- **WHAT IS BEING ASKED**:
Rewrite the items below with "Opening angle" changed to "Valve opening" wherever it occurs, leaving everything else as it is.

- **SUPPLIED RECORDS**:
________________________________________
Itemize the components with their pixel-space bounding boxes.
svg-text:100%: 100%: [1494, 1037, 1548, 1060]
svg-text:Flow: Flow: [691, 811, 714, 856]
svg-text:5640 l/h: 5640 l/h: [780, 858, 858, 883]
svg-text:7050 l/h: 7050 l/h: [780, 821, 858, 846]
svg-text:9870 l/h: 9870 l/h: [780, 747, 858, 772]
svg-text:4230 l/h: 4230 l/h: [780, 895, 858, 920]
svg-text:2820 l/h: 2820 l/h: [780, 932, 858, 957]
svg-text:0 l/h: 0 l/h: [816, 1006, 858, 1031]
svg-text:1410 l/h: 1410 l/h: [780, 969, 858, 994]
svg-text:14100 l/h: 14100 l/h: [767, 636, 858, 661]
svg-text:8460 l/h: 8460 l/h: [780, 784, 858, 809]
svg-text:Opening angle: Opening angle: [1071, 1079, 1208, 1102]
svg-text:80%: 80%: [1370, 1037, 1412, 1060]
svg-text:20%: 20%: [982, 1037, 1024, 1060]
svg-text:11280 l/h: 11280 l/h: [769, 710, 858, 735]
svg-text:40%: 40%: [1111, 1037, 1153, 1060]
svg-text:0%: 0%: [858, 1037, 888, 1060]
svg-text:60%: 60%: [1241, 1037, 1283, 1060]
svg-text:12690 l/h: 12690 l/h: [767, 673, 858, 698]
________________________________________
- **THE RESULT**:
Itemize the components with their pixel-space bounding boxes.
svg-text:100%: 100%: [1494, 1037, 1548, 1060]
svg-text:Flow: Flow: [691, 811, 714, 856]
svg-text:5640 l/h: 5640 l/h: [780, 858, 858, 883]
svg-text:7050 l/h: 7050 l/h: [780, 821, 858, 846]
svg-text:9870 l/h: 9870 l/h: [780, 747, 858, 772]
svg-text:4230 l/h: 4230 l/h: [780, 895, 858, 920]
svg-text:2820 l/h: 2820 l/h: [780, 932, 858, 957]
svg-text:0 l/h: 0 l/h: [816, 1006, 858, 1031]
svg-text:1410 l/h: 1410 l/h: [780, 969, 858, 994]
svg-text:14100 l/h: 14100 l/h: [767, 636, 858, 661]
svg-text:8460 l/h: 8460 l/h: [780, 784, 858, 809]
svg-text:Valve opening: Valve opening: [1071, 1079, 1208, 1102]
svg-text:80%: 80%: [1370, 1037, 1412, 1060]
svg-text:20%: 20%: [982, 1037, 1024, 1060]
svg-text:11280 l/h: 11280 l/h: [769, 710, 858, 735]
svg-text:40%: 40%: [1111, 1037, 1153, 1060]
svg-text:0%: 0%: [858, 1037, 888, 1060]
svg-text:60%: 60%: [1241, 1037, 1283, 1060]
svg-text:12690 l/h: 12690 l/h: [767, 673, 858, 698]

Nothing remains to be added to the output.